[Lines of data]
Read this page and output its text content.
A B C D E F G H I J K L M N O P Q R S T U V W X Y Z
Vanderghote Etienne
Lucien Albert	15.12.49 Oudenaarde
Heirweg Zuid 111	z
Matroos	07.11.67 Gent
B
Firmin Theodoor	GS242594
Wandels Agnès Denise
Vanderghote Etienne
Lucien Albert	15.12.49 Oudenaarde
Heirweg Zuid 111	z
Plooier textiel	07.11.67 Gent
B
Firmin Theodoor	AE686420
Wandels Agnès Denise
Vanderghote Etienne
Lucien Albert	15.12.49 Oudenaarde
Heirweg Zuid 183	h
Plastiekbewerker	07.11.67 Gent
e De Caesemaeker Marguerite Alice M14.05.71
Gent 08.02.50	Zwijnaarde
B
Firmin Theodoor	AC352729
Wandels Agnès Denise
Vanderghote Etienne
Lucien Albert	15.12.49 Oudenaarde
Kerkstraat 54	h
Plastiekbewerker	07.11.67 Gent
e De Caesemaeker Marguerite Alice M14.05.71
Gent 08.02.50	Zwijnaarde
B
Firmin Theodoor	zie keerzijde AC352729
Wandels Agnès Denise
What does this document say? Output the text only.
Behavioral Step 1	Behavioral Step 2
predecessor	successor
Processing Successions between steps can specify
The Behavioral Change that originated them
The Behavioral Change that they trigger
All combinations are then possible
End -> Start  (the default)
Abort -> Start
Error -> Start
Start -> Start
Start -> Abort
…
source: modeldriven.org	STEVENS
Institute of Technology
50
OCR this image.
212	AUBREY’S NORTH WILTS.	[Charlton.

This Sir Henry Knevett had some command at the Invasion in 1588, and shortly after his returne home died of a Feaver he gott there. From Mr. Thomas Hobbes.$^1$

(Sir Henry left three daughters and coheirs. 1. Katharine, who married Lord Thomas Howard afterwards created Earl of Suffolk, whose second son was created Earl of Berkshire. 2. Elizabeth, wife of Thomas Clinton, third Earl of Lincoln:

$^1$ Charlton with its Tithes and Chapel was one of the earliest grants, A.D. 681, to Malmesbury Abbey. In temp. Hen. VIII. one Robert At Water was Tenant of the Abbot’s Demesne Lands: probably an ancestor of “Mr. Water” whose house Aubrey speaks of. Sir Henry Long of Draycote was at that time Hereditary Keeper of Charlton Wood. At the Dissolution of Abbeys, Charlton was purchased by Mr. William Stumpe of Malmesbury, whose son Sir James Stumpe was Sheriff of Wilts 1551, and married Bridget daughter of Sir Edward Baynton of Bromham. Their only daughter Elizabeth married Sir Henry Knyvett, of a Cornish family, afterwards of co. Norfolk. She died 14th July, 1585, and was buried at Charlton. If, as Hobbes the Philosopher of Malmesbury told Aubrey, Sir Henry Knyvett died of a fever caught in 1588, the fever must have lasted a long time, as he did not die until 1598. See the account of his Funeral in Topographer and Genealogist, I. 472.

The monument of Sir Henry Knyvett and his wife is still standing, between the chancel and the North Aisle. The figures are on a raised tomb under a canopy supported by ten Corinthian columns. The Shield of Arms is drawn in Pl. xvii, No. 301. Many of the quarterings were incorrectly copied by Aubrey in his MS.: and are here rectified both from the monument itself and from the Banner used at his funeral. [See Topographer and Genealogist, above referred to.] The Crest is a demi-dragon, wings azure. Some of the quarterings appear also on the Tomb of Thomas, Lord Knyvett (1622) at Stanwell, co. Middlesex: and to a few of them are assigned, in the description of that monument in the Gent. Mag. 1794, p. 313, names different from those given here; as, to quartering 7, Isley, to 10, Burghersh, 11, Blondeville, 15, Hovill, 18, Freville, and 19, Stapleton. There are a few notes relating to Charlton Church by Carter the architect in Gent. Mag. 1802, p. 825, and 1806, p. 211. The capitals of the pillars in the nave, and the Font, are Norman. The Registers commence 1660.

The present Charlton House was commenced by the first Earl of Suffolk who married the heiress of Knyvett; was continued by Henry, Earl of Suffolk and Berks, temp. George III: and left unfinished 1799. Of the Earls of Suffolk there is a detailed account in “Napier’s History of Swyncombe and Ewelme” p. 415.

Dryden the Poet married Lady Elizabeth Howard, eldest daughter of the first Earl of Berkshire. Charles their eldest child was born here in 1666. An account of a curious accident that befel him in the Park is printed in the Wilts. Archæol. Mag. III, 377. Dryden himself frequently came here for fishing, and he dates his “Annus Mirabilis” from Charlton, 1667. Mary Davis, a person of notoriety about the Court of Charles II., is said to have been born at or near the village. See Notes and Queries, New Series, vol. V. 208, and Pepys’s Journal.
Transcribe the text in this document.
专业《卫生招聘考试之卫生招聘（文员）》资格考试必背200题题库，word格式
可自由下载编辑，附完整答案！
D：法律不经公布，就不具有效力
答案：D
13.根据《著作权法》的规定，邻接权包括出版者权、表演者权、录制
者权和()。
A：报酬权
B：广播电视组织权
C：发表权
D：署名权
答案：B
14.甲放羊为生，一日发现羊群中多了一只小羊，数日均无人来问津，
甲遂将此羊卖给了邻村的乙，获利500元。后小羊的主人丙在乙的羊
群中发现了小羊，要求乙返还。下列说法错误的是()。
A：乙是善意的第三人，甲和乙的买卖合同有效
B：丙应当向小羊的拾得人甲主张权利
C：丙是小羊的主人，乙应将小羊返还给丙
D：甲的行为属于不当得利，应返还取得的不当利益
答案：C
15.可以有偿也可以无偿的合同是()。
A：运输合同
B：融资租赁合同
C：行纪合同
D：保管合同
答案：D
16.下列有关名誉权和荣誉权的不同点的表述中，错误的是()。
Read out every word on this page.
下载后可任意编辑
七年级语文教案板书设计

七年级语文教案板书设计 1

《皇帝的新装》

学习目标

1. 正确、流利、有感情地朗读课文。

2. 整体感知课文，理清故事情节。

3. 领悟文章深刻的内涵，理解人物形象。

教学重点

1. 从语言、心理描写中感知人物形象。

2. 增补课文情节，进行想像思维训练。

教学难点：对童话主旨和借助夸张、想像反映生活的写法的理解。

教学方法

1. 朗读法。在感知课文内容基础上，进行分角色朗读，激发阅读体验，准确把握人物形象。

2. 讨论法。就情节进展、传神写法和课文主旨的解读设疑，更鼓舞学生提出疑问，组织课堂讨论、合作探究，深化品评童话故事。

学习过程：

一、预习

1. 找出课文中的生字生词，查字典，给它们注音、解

* **Short problem**
Find the line containing "Read out every word on this page.". Reproduce it exactly, along with every line after it through the last.

* **Exercise result**
Read out every word on this page.
下载后可任意编辑
七年级语文教案板书设计

七年级语文教案板书设计 1

《皇帝的新装》

学习目标

1. 正确、流利、有感情地朗读课文。

2. 整体感知课文，理清故事情节。

3. 领悟文章深刻的内涵，理解人物形象。

教学重点

1. 从语言、心理描写中感知人物形象。

2. 增补课文情节，进行想像思维训练。

教学难点：对童话主旨和借助夸张、想像反映生活的写法的理解。

教学方法

1. 朗读法。在感知课文内容基础上，进行分角色朗读，激发阅读体验，准确把握人物形象。

2. 讨论法。就情节进展、传神写法和课文主旨的解读设疑，更鼓舞学生提出疑问，组织课堂讨论、合作探究，深化品评童话故事。

学习过程：

一、预习

1. 找出课文中的生字生词，查字典，给它们注音、解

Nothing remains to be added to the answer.